• Description of the task:
Copy out the material below in full, but not its images.

• Listed records:
━━━━━━
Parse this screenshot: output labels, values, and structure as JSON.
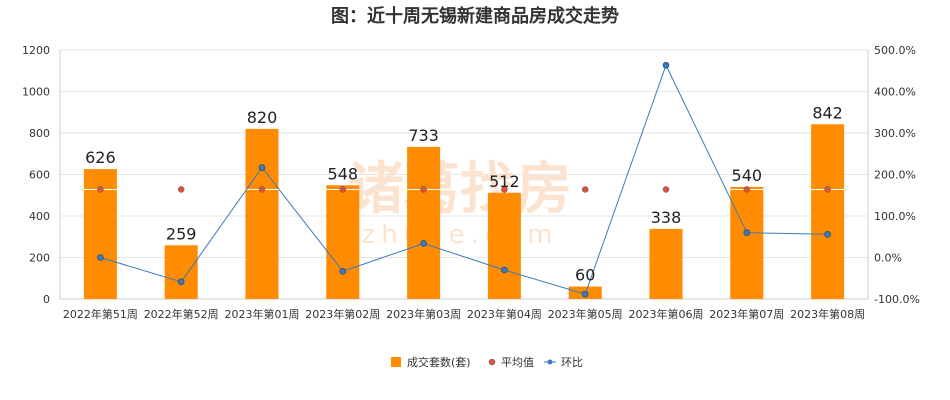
{
  "chart_data": {
    "type": "bar",
    "title": "图：近十周无锡新建商品房成交走势",
    "categories": [
      "2022年第51周",
      "2022年第52周",
      "2023年第01周",
      "2023年第02周",
      "2023年第03周",
      "2023年第04周",
      "2023年第05周",
      "2023年第06周",
      "2023年第07周",
      "2023年第08周"
    ],
    "series": [
      {
        "name": "成交套数(套)",
        "type": "bar",
        "axis": "left",
        "color": "#ff8c00",
        "values": [
          626,
          259,
          820,
          548,
          733,
          512,
          60,
          338,
          540,
          842
        ]
      },
      {
        "name": "平均值",
        "type": "scatter",
        "axis": "left",
        "color": "#e0503c",
        "values": [
          528,
          528,
          528,
          528,
          528,
          528,
          528,
          528,
          528,
          528
        ]
      },
      {
        "name": "环比",
        "type": "line",
        "axis": "right",
        "unit": "%",
        "color": "#3a7bbf",
        "values": [
          0.0,
          -58.6,
          216.6,
          -33.2,
          33.8,
          -30.2,
          -88.3,
          463.3,
          59.8,
          55.9
        ]
      }
    ],
    "left_axis": {
      "ylim": [
        0,
        1200
      ],
      "ticks": [
        "0",
        "200",
        "400",
        "600",
        "800",
        "1000",
        "1200"
      ]
    },
    "right_axis": {
      "ylim": [
        -100,
        500
      ],
      "ticks": [
        "-100.0%",
        "0.0%",
        "100.0%",
        "200.0%",
        "300.0%",
        "400.0%",
        "500.0%"
      ]
    },
    "grid": true,
    "legend_position": "bottom-center",
    "watermark": {
      "text": "诸葛找房",
      "subtext": "zhuge.com"
    }
  }
}
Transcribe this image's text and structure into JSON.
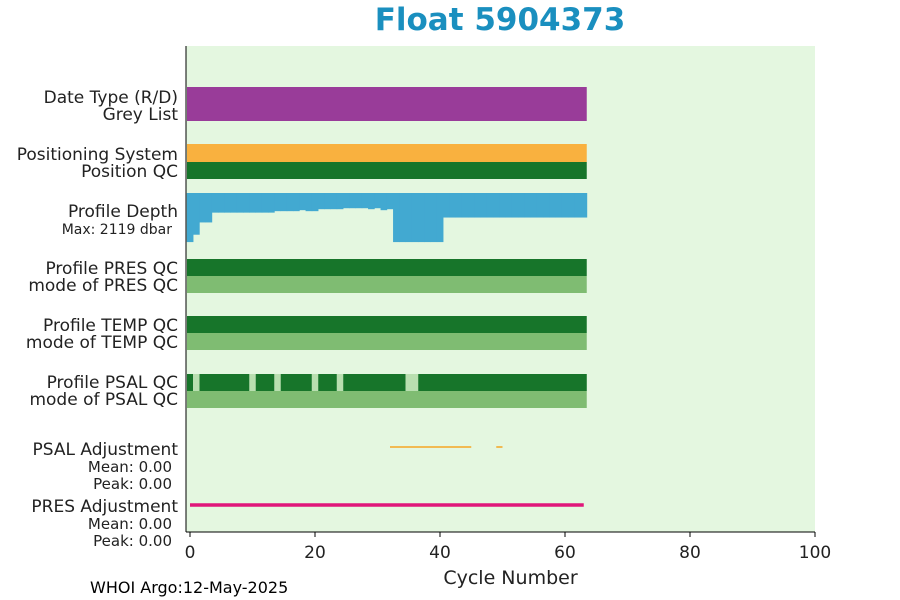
{
  "title": "Float 5904373",
  "footer": "WHOI Argo:12-May-2025",
  "colors": {
    "title": "#1a8fbf",
    "background": "#e4f7e0",
    "date_type": "#993c99",
    "positioning": "#f9b13f",
    "good_qc": "#17752a",
    "mode": "#7fbc72",
    "profile_depth": "#42a9d1",
    "max_depth_text": "#1a8fbf",
    "qc_gap": "#b9dfb0",
    "psal_adjustment": "#f5a623",
    "pres_adjustment": "#e0177a"
  },
  "chart_data": {
    "type": "timeline",
    "title": "Float 5904373",
    "xlabel": "Cycle Number",
    "xlim": [
      -0.5,
      100
    ],
    "xticks": [
      "0",
      "20",
      "40",
      "60",
      "80",
      "100"
    ],
    "last_cycle": 63,
    "rows": [
      {
        "label": "Date Type (R/D)",
        "coverage": [
          [
            0,
            63
          ]
        ]
      },
      {
        "label": "Grey List",
        "coverage": []
      },
      {
        "label": "Positioning System",
        "coverage": [
          [
            0,
            63
          ]
        ]
      },
      {
        "label": "Position QC",
        "coverage": [
          [
            0,
            63
          ]
        ]
      },
      {
        "label": "Profile Depth",
        "sublabel": "Max: 2119 dbar"
      },
      {
        "label": "Profile PRES QC",
        "coverage": [
          [
            0,
            63
          ]
        ]
      },
      {
        "label": "mode of PRES QC",
        "coverage": [
          [
            0,
            63
          ]
        ]
      },
      {
        "label": "Profile TEMP QC",
        "coverage": [
          [
            0,
            63
          ]
        ]
      },
      {
        "label": "mode of TEMP QC",
        "coverage": [
          [
            0,
            63
          ]
        ]
      },
      {
        "label": "Profile PSAL QC",
        "good_segments": [
          [
            0,
            0
          ],
          [
            2,
            9
          ],
          [
            11,
            13
          ],
          [
            15,
            19
          ],
          [
            21,
            23
          ],
          [
            25,
            34
          ],
          [
            37,
            63
          ]
        ]
      },
      {
        "label": "mode of PSAL QC",
        "coverage": [
          [
            0,
            63
          ]
        ]
      },
      {
        "label": "PSAL Adjustment",
        "stats": [
          "Mean: 0.00",
          "Peak: 0.00"
        ],
        "segments": [
          [
            32,
            45
          ],
          [
            49,
            50
          ]
        ]
      },
      {
        "label": "PRES Adjustment",
        "stats": [
          "Mean: 0.00",
          "Peak: 0.00"
        ],
        "segments": [
          [
            0,
            63
          ]
        ]
      }
    ],
    "profile_depth": {
      "max_dbar": 2119,
      "cycles": [
        0,
        1,
        2,
        3,
        4,
        5,
        6,
        7,
        8,
        9,
        10,
        11,
        12,
        13,
        14,
        15,
        16,
        17,
        18,
        19,
        20,
        21,
        22,
        23,
        24,
        25,
        26,
        27,
        28,
        29,
        30,
        31,
        32,
        33,
        34,
        35,
        36,
        37,
        38,
        39,
        40,
        41,
        42,
        43,
        44,
        45,
        46,
        47,
        48,
        49,
        50,
        51,
        52,
        53,
        54,
        55,
        56,
        57,
        58,
        59,
        60,
        61,
        62,
        63
      ],
      "values_dbar": [
        2000,
        1700,
        1200,
        1200,
        800,
        800,
        800,
        800,
        800,
        800,
        800,
        800,
        800,
        800,
        740,
        740,
        740,
        740,
        700,
        740,
        740,
        660,
        660,
        660,
        660,
        620,
        620,
        620,
        620,
        660,
        620,
        700,
        660,
        2000,
        2000,
        2000,
        2000,
        2000,
        2000,
        2000,
        2000,
        1000,
        1000,
        1000,
        1000,
        1000,
        1000,
        1000,
        1000,
        1000,
        1000,
        1000,
        1000,
        1000,
        1000,
        1000,
        1000,
        1000,
        1000,
        1000,
        1000,
        1000,
        1000,
        1000
      ]
    }
  }
}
━━━━━━
• Response for this exercise:
Parse this screenshot: output labels, values, and structure as JSON.
{
  "chart_data": {
    "type": "bar",
    "title": "图：近十周无锡新建商品房成交走势",
    "categories": [
      "2022年第51周",
      "2022年第52周",
      "2023年第01周",
      "2023年第02周",
      "2023年第03周",
      "2023年第04周",
      "2023年第05周",
      "2023年第06周",
      "2023年第07周",
      "2023年第08周"
    ],
    "series": [
      {
        "name": "成交套数(套)",
        "type": "bar",
        "axis": "left",
        "color": "#ff8c00",
        "values": [
          626,
          259,
          820,
          548,
          733,
          512,
          60,
          338,
          540,
          842
        ]
      },
      {
        "name": "平均值",
        "type": "scatter",
        "axis": "left",
        "color": "#e0503c",
        "values": [
          528,
          528,
          528,
          528,
          528,
          528,
          528,
          528,
          528,
          528
        ]
      },
      {
        "name": "环比",
        "type": "line",
        "axis": "right",
        "unit": "%",
        "color": "#3a7bbf",
        "values": [
          0.0,
          -58.6,
          216.6,
          -33.2,
          33.8,
          -30.2,
          -88.3,
          463.3,
          59.8,
          55.9
        ]
      }
    ],
    "left_axis": {
      "ylim": [
        0,
        1200
      ],
      "ticks": [
        "0",
        "200",
        "400",
        "600",
        "800",
        "1000",
        "1200"
      ]
    },
    "right_axis": {
      "ylim": [
        -100,
        500
      ],
      "ticks": [
        "-100.0%",
        "0.0%",
        "100.0%",
        "200.0%",
        "300.0%",
        "400.0%",
        "500.0%"
      ]
    },
    "grid": true,
    "legend_position": "bottom-center",
    "watermark": {
      "text": "诸葛找房",
      "subtext": "zhuge.com"
    }
  }
}
Transcribe this image's text and structure into JSON.
{
  "title": "Float 5904373",
  "footer": "WHOI Argo:12-May-2025",
  "colors": {
    "title": "#1a8fbf",
    "background": "#e4f7e0",
    "date_type": "#993c99",
    "positioning": "#f9b13f",
    "good_qc": "#17752a",
    "mode": "#7fbc72",
    "profile_depth": "#42a9d1",
    "max_depth_text": "#1a8fbf",
    "qc_gap": "#b9dfb0",
    "psal_adjustment": "#f5a623",
    "pres_adjustment": "#e0177a"
  },
  "chart_data": {
    "type": "timeline",
    "title": "Float 5904373",
    "xlabel": "Cycle Number",
    "xlim": [
      -0.5,
      100
    ],
    "xticks": [
      "0",
      "20",
      "40",
      "60",
      "80",
      "100"
    ],
    "last_cycle": 63,
    "rows": [
      {
        "label": "Date Type (R/D)",
        "coverage": [
          [
            0,
            63
          ]
        ]
      },
      {
        "label": "Grey List",
        "coverage": []
      },
      {
        "label": "Positioning System",
        "coverage": [
          [
            0,
            63
          ]
        ]
      },
      {
        "label": "Position QC",
        "coverage": [
          [
            0,
            63
          ]
        ]
      },
      {
        "label": "Profile Depth",
        "sublabel": "Max: 2119 dbar"
      },
      {
        "label": "Profile PRES QC",
        "coverage": [
          [
            0,
            63
          ]
        ]
      },
      {
        "label": "mode of PRES QC",
        "coverage": [
          [
            0,
            63
          ]
        ]
      },
      {
        "label": "Profile TEMP QC",
        "coverage": [
          [
            0,
            63
          ]
        ]
      },
      {
        "label": "mode of TEMP QC",
        "coverage": [
          [
            0,
            63
          ]
        ]
      },
      {
        "label": "Profile PSAL QC",
        "good_segments": [
          [
            0,
            0
          ],
          [
            2,
            9
          ],
          [
            11,
            13
          ],
          [
            15,
            19
          ],
          [
            21,
            23
          ],
          [
            25,
            34
          ],
          [
            37,
            63
          ]
        ]
      },
      {
        "label": "mode of PSAL QC",
        "coverage": [
          [
            0,
            63
          ]
        ]
      },
      {
        "label": "PSAL Adjustment",
        "stats": [
          "Mean: 0.00",
          "Peak: 0.00"
        ],
        "segments": [
          [
            32,
            45
          ],
          [
            49,
            50
          ]
        ]
      },
      {
        "label": "PRES Adjustment",
        "stats": [
          "Mean: 0.00",
          "Peak: 0.00"
        ],
        "segments": [
          [
            0,
            63
          ]
        ]
      }
    ],
    "profile_depth": {
      "max_dbar": 2119,
      "cycles": [
        0,
        1,
        2,
        3,
        4,
        5,
        6,
        7,
        8,
        9,
        10,
        11,
        12,
        13,
        14,
        15,
        16,
        17,
        18,
        19,
        20,
        21,
        22,
        23,
        24,
        25,
        26,
        27,
        28,
        29,
        30,
        31,
        32,
        33,
        34,
        35,
        36,
        37,
        38,
        39,
        40,
        41,
        42,
        43,
        44,
        45,
        46,
        47,
        48,
        49,
        50,
        51,
        52,
        53,
        54,
        55,
        56,
        57,
        58,
        59,
        60,
        61,
        62,
        63
      ],
      "values_dbar": [
        2000,
        1700,
        1200,
        1200,
        800,
        800,
        800,
        800,
        800,
        800,
        800,
        800,
        800,
        800,
        740,
        740,
        740,
        740,
        700,
        740,
        740,
        660,
        660,
        660,
        660,
        620,
        620,
        620,
        620,
        660,
        620,
        700,
        660,
        2000,
        2000,
        2000,
        2000,
        2000,
        2000,
        2000,
        2000,
        1000,
        1000,
        1000,
        1000,
        1000,
        1000,
        1000,
        1000,
        1000,
        1000,
        1000,
        1000,
        1000,
        1000,
        1000,
        1000,
        1000,
        1000,
        1000,
        1000,
        1000,
        1000,
        1000
      ]
    }
  }
}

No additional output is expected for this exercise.